→ **Short problem**
Copy out all lines that hold "value".

→ **Extracted records**

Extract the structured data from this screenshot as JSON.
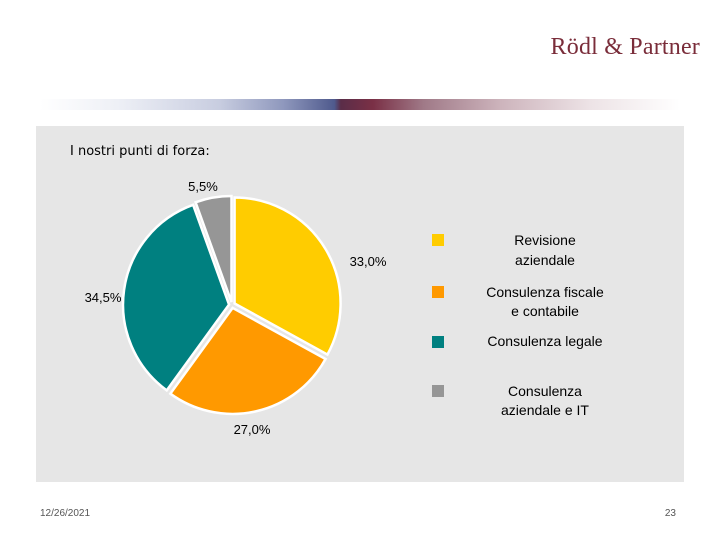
{
  "header": {
    "logo_text": "Rödl & Partner",
    "logo_color": "#7a2d3a"
  },
  "slide": {
    "heading": "I nostri punti di forza:"
  },
  "footer": {
    "date": "12/26/2021",
    "page_number": "23"
  },
  "chart_data": {
    "type": "pie",
    "title": "",
    "slices": [
      {
        "name": "Revisione aziendale",
        "value": 33.0,
        "label": "33,0%",
        "color": "#ffcc00"
      },
      {
        "name": "Consulenza fiscale e contabile",
        "value": 27.0,
        "label": "27,0%",
        "color": "#ff9900"
      },
      {
        "name": "Consulenza legale",
        "value": 34.5,
        "label": "34,5%",
        "color": "#008080"
      },
      {
        "name": "Consulenza aziendale e IT",
        "value": 5.5,
        "label": "5,5%",
        "color": "#969696"
      }
    ],
    "legend": {
      "position": "right",
      "entries": [
        {
          "lines": [
            "Revisione",
            "aziendale"
          ],
          "color": "#ffcc00"
        },
        {
          "lines": [
            "Consulenza fiscale",
            "e contabile"
          ],
          "color": "#ff9900"
        },
        {
          "lines": [
            "Consulenza legale"
          ],
          "color": "#008080"
        },
        {
          "lines": [
            "Consulenza",
            "aziendale e IT"
          ],
          "color": "#969696"
        }
      ]
    }
  }
}
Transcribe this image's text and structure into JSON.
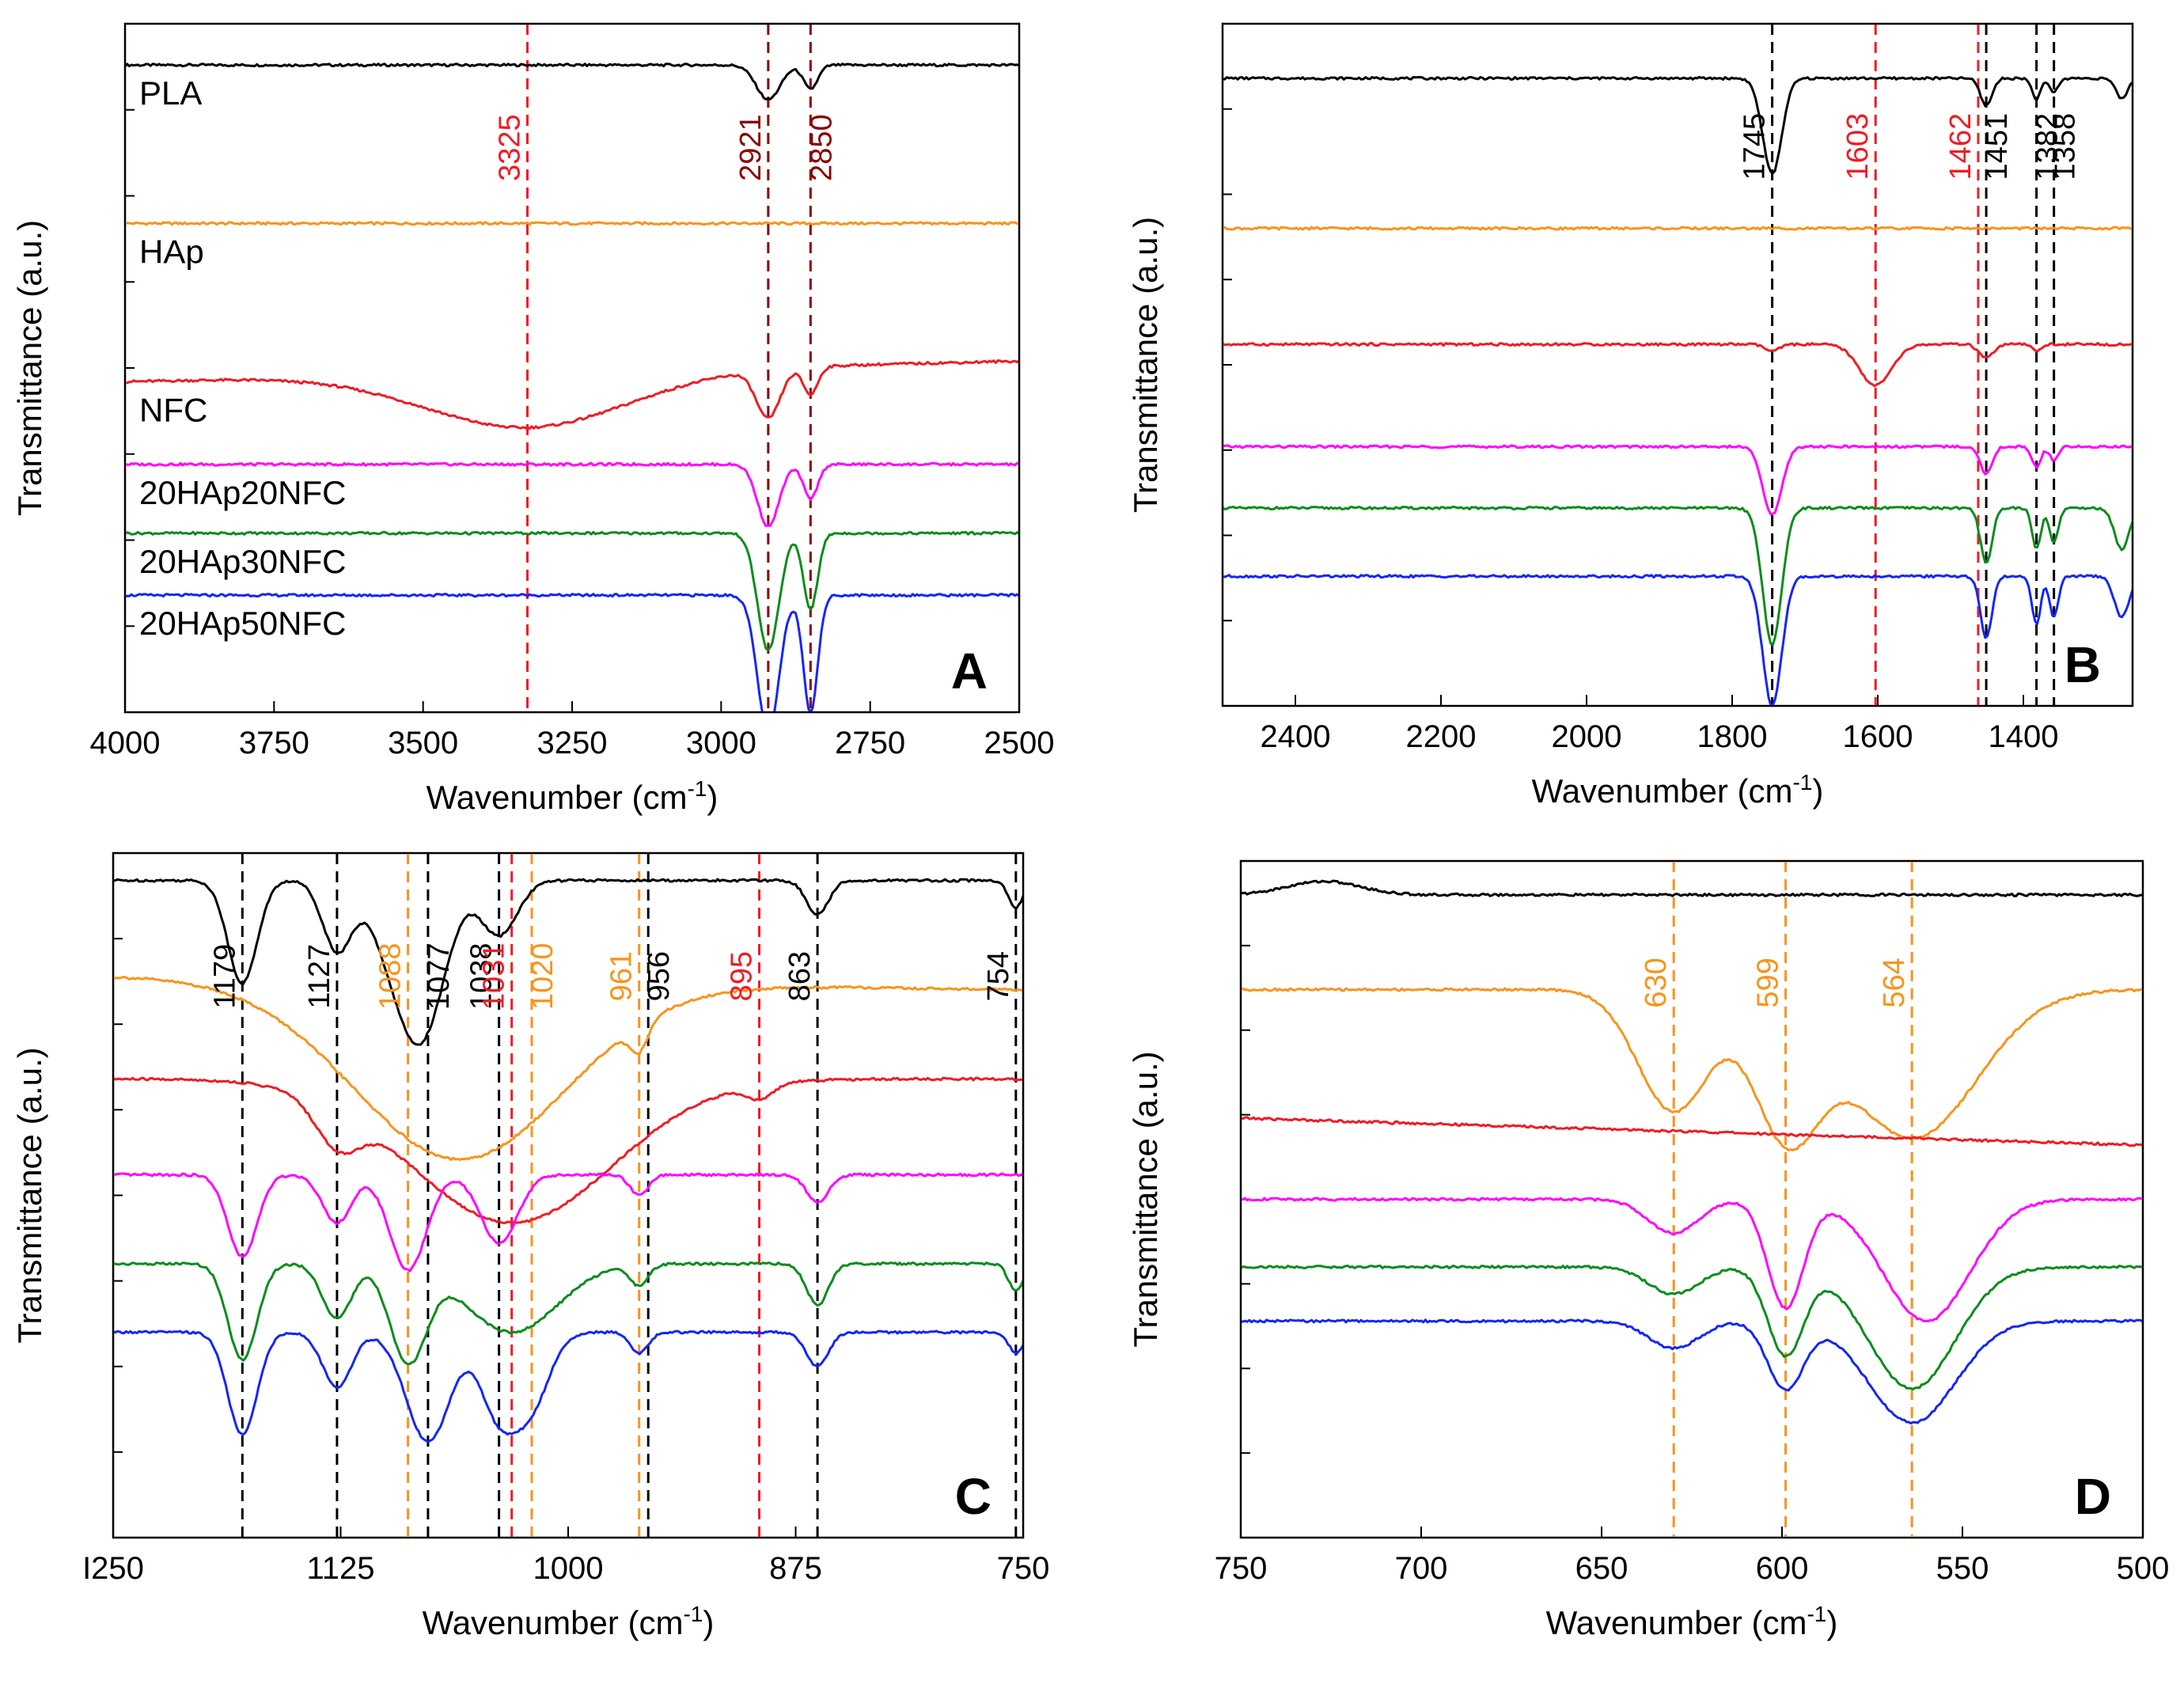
{
  "figure": {
    "ylabel": "Transmittance",
    "yunit": "(a.u.)",
    "xlabel": "Wavenumber",
    "xunit_base": "(cm",
    "xunit_exp": "-1",
    "xunit_close": ")"
  },
  "series_colors": {
    "PLA": "#000000",
    "HAp": "#f7941d",
    "NFC": "#ee1c25",
    "20HAp20NFC": "#ff00ff",
    "20HAp30NFC": "#0b8c1c",
    "20HAp50NFC": "#1526f5"
  },
  "line_colors": {
    "black": "#000000",
    "red": "#ee1c25",
    "orange": "#f7941d",
    "darkred": "#8b0000"
  },
  "chart_data": [
    {
      "panel": "A",
      "type": "line",
      "xlim": [
        4000,
        2500
      ],
      "ylim": [
        0,
        100
      ],
      "xticks": [
        4000,
        3750,
        3500,
        3250,
        3000,
        2750,
        2500
      ],
      "series": [
        {
          "name": "PLA",
          "label": "PLA",
          "offset": 94,
          "baseline": 94,
          "bands": [
            [
              2921,
              20,
              5
            ],
            [
              2850,
              12,
              3.5
            ]
          ]
        },
        {
          "name": "HAp",
          "label": "HAp",
          "offset": 71,
          "baseline": 71,
          "bands": []
        },
        {
          "name": "NFC",
          "label": "NFC",
          "offset": 48,
          "baseline": 51,
          "bands": [
            [
              3325,
              170,
              8
            ],
            [
              2921,
              20,
              7
            ],
            [
              2850,
              12,
              4
            ]
          ]
        },
        {
          "name": "20HAp20NFC",
          "label": "20HAp20NFC",
          "offset": 36,
          "baseline": 36,
          "bands": [
            [
              2921,
              18,
              9
            ],
            [
              2850,
              12,
              5
            ]
          ]
        },
        {
          "name": "20HAp30NFC",
          "label": "20HAp30NFC",
          "offset": 26,
          "baseline": 26,
          "bands": [
            [
              2921,
              18,
              17
            ],
            [
              2850,
              12,
              11
            ]
          ]
        },
        {
          "name": "20HAp50NFC",
          "label": "20HAp50NFC",
          "offset": 17,
          "baseline": 17,
          "bands": [
            [
              2921,
              18,
              20
            ],
            [
              2850,
              12,
              17
            ]
          ]
        }
      ],
      "vlines": [
        {
          "x": 3325,
          "color": "red",
          "label": "3325",
          "label_side": "left"
        },
        {
          "x": 2921,
          "color": "darkred",
          "label": "2921",
          "label_side": "left"
        },
        {
          "x": 2850,
          "color": "darkred",
          "label": "2850",
          "label_side": "right"
        }
      ]
    },
    {
      "panel": "B",
      "type": "line",
      "xlim": [
        2500,
        1250
      ],
      "ylim": [
        0,
        100
      ],
      "xticks": [
        2400,
        2200,
        2000,
        1800,
        1600,
        1400
      ],
      "series": [
        {
          "name": "PLA",
          "offset": 92,
          "baseline": 92,
          "bands": [
            [
              1745,
              13,
              14
            ],
            [
              1451,
              8,
              4
            ],
            [
              1382,
              6,
              3
            ],
            [
              1358,
              6,
              2
            ],
            [
              1265,
              8,
              3
            ]
          ]
        },
        {
          "name": "HAp",
          "offset": 70,
          "baseline": 70,
          "bands": []
        },
        {
          "name": "NFC",
          "offset": 53,
          "baseline": 53,
          "bands": [
            [
              1745,
              10,
              1
            ],
            [
              1603,
              22,
              6
            ],
            [
              1451,
              10,
              2
            ],
            [
              1382,
              6,
              1
            ]
          ]
        },
        {
          "name": "20HAp20NFC",
          "offset": 38,
          "baseline": 38,
          "bands": [
            [
              1745,
              13,
              10
            ],
            [
              1451,
              8,
              4
            ],
            [
              1382,
              6,
              3
            ],
            [
              1358,
              6,
              2
            ]
          ]
        },
        {
          "name": "20HAp30NFC",
          "offset": 29,
          "baseline": 29,
          "bands": [
            [
              1745,
              13,
              20
            ],
            [
              1451,
              8,
              8
            ],
            [
              1382,
              6,
              6
            ],
            [
              1358,
              6,
              5
            ],
            [
              1265,
              10,
              6
            ]
          ]
        },
        {
          "name": "20HAp50NFC",
          "offset": 19,
          "baseline": 19,
          "bands": [
            [
              1745,
              13,
              19
            ],
            [
              1451,
              8,
              9
            ],
            [
              1382,
              6,
              7
            ],
            [
              1358,
              6,
              6
            ],
            [
              1265,
              10,
              6
            ]
          ]
        }
      ],
      "vlines": [
        {
          "x": 1745,
          "color": "black",
          "label": "1745",
          "label_side": "left"
        },
        {
          "x": 1603,
          "color": "red",
          "label": "1603",
          "label_side": "left"
        },
        {
          "x": 1462,
          "color": "red",
          "label": "1462",
          "label_side": "left"
        },
        {
          "x": 1451,
          "color": "black",
          "label": "1451",
          "label_side": "right"
        },
        {
          "x": 1382,
          "color": "black",
          "label": "1382",
          "label_side": "right"
        },
        {
          "x": 1358,
          "color": "black",
          "label": "1358",
          "label_side": "right"
        }
      ]
    },
    {
      "panel": "C",
      "type": "line",
      "xlim": [
        1250,
        750
      ],
      "ylim": [
        0,
        100
      ],
      "xticks": [
        1250,
        1125,
        1000,
        875,
        750
      ],
      "xtick_labels": [
        "I250",
        "1125",
        "1000",
        "875",
        "750"
      ],
      "series": [
        {
          "name": "PLA",
          "offset": 96,
          "baseline": 96,
          "bands": [
            [
              1179,
              8,
              15
            ],
            [
              1127,
              8,
              10
            ],
            [
              1088,
              15,
              16
            ],
            [
              1077,
              12,
              10
            ],
            [
              1038,
              10,
              8
            ],
            [
              863,
              6,
              5
            ],
            [
              754,
              4,
              4
            ]
          ]
        },
        {
          "name": "HAp",
          "offset": 82,
          "baseline": 80,
          "bands": [
            [
              1060,
              58,
              26
            ],
            [
              961,
              5,
              4
            ]
          ]
        },
        {
          "name": "NFC",
          "offset": 67,
          "baseline": 67,
          "bands": [
            [
              1031,
              55,
              21
            ],
            [
              1127,
              12,
              6
            ],
            [
              895,
              8,
              2
            ]
          ]
        },
        {
          "name": "20HAp20NFC",
          "offset": 53,
          "baseline": 53,
          "bands": [
            [
              1179,
              8,
              12
            ],
            [
              1127,
              8,
              7
            ],
            [
              1088,
              10,
              14
            ],
            [
              1038,
              10,
              10
            ],
            [
              961,
              5,
              3
            ],
            [
              863,
              6,
              4
            ]
          ]
        },
        {
          "name": "20HAp30NFC",
          "offset": 40,
          "baseline": 40,
          "bands": [
            [
              1179,
              8,
              14
            ],
            [
              1127,
              8,
              8
            ],
            [
              1088,
              10,
              14
            ],
            [
              1031,
              25,
              10
            ],
            [
              961,
              5,
              3
            ],
            [
              863,
              6,
              6
            ],
            [
              754,
              4,
              4
            ]
          ]
        },
        {
          "name": "20HAp50NFC",
          "offset": 30,
          "baseline": 30,
          "bands": [
            [
              1179,
              8,
              15
            ],
            [
              1127,
              8,
              8
            ],
            [
              1077,
              12,
              16
            ],
            [
              1038,
              10,
              12
            ],
            [
              1020,
              10,
              10
            ],
            [
              961,
              5,
              3
            ],
            [
              863,
              6,
              5
            ],
            [
              754,
              4,
              3
            ]
          ]
        }
      ],
      "vlines": [
        {
          "x": 1179,
          "color": "black",
          "label": "1179",
          "label_side": "left"
        },
        {
          "x": 1127,
          "color": "black",
          "label": "1127",
          "label_side": "left"
        },
        {
          "x": 1088,
          "color": "orange",
          "label": "1088",
          "label_side": "left"
        },
        {
          "x": 1077,
          "color": "black",
          "label": "1077",
          "label_side": "right"
        },
        {
          "x": 1038,
          "color": "black",
          "label": "1038",
          "label_side": "left"
        },
        {
          "x": 1031,
          "color": "red",
          "label": "1031",
          "label_side": "left"
        },
        {
          "x": 1020,
          "color": "orange",
          "label": "1020",
          "label_side": "right"
        },
        {
          "x": 961,
          "color": "orange",
          "label": "961",
          "label_side": "left"
        },
        {
          "x": 956,
          "color": "black",
          "label": "956",
          "label_side": "right"
        },
        {
          "x": 895,
          "color": "red",
          "label": "895",
          "label_side": "left"
        },
        {
          "x": 863,
          "color": "black",
          "label": "863",
          "label_side": "left"
        },
        {
          "x": 754,
          "color": "black",
          "label": "754",
          "label_side": "left"
        }
      ]
    },
    {
      "panel": "D",
      "type": "line",
      "xlim": [
        750,
        500
      ],
      "ylim": [
        0,
        100
      ],
      "xticks": [
        750,
        700,
        650,
        600,
        550,
        500
      ],
      "series": [
        {
          "name": "PLA",
          "offset": 95,
          "baseline": 95,
          "bands": [
            [
              727,
              10,
              -2
            ]
          ]
        },
        {
          "name": "HAp",
          "offset": 81,
          "baseline": 81,
          "bands": [
            [
              630,
              10,
              18
            ],
            [
              599,
              9,
              20
            ],
            [
              564,
              18,
              22
            ]
          ]
        },
        {
          "name": "NFC",
          "offset": 62,
          "baseline": 58,
          "bands": []
        },
        {
          "name": "20HAp20NFC",
          "offset": 50,
          "baseline": 50,
          "bands": [
            [
              630,
              7,
              5
            ],
            [
              599,
              5,
              16
            ],
            [
              560,
              12,
              18
            ]
          ]
        },
        {
          "name": "20HAp30NFC",
          "offset": 40,
          "baseline": 40,
          "bands": [
            [
              630,
              7,
              4
            ],
            [
              599,
              5,
              13
            ],
            [
              564,
              12,
              18
            ]
          ]
        },
        {
          "name": "20HAp50NFC",
          "offset": 32,
          "baseline": 32,
          "bands": [
            [
              630,
              7,
              4
            ],
            [
              599,
              5,
              10
            ],
            [
              564,
              12,
              15
            ]
          ]
        }
      ],
      "vlines": [
        {
          "x": 630,
          "color": "orange",
          "label": "630",
          "label_side": "left"
        },
        {
          "x": 599,
          "color": "orange",
          "label": "599",
          "label_side": "left"
        },
        {
          "x": 564,
          "color": "orange",
          "label": "564",
          "label_side": "left"
        }
      ]
    }
  ]
}
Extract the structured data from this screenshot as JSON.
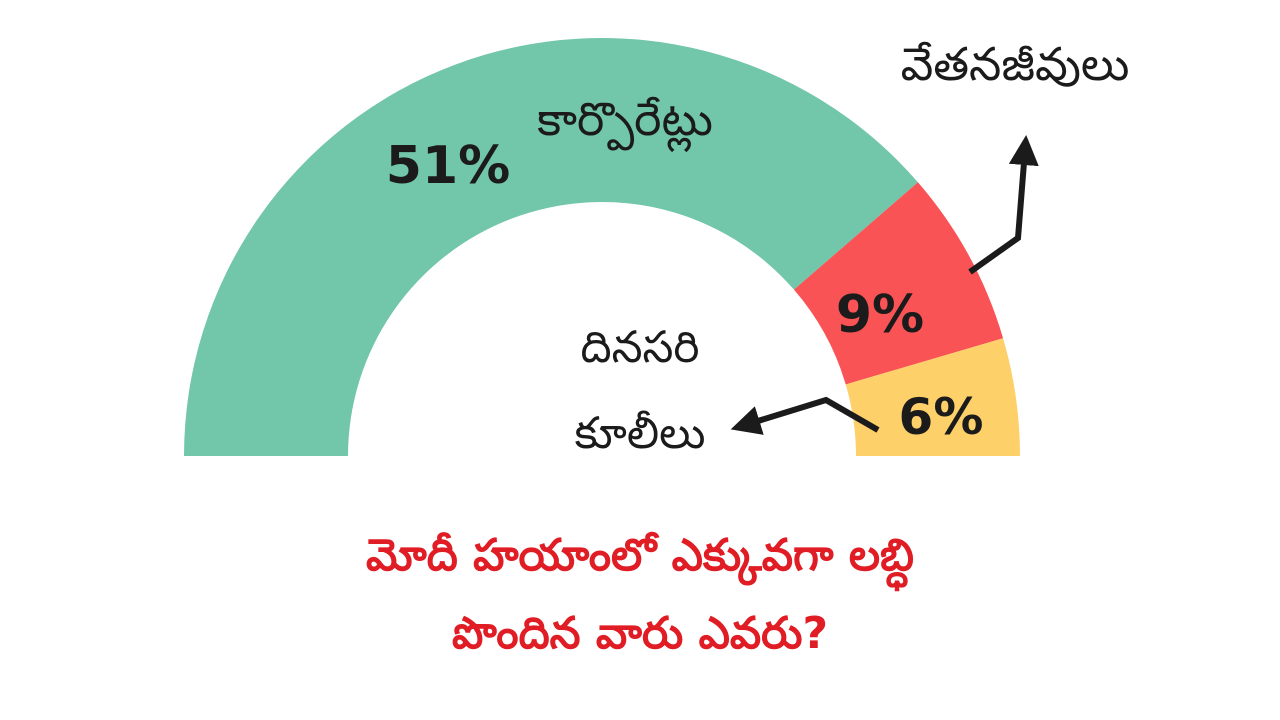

→ **Solution to this exercise**
        "value": 33.0,
        "value": 27.0,
        "value": 34.5,
        "value": 5.5,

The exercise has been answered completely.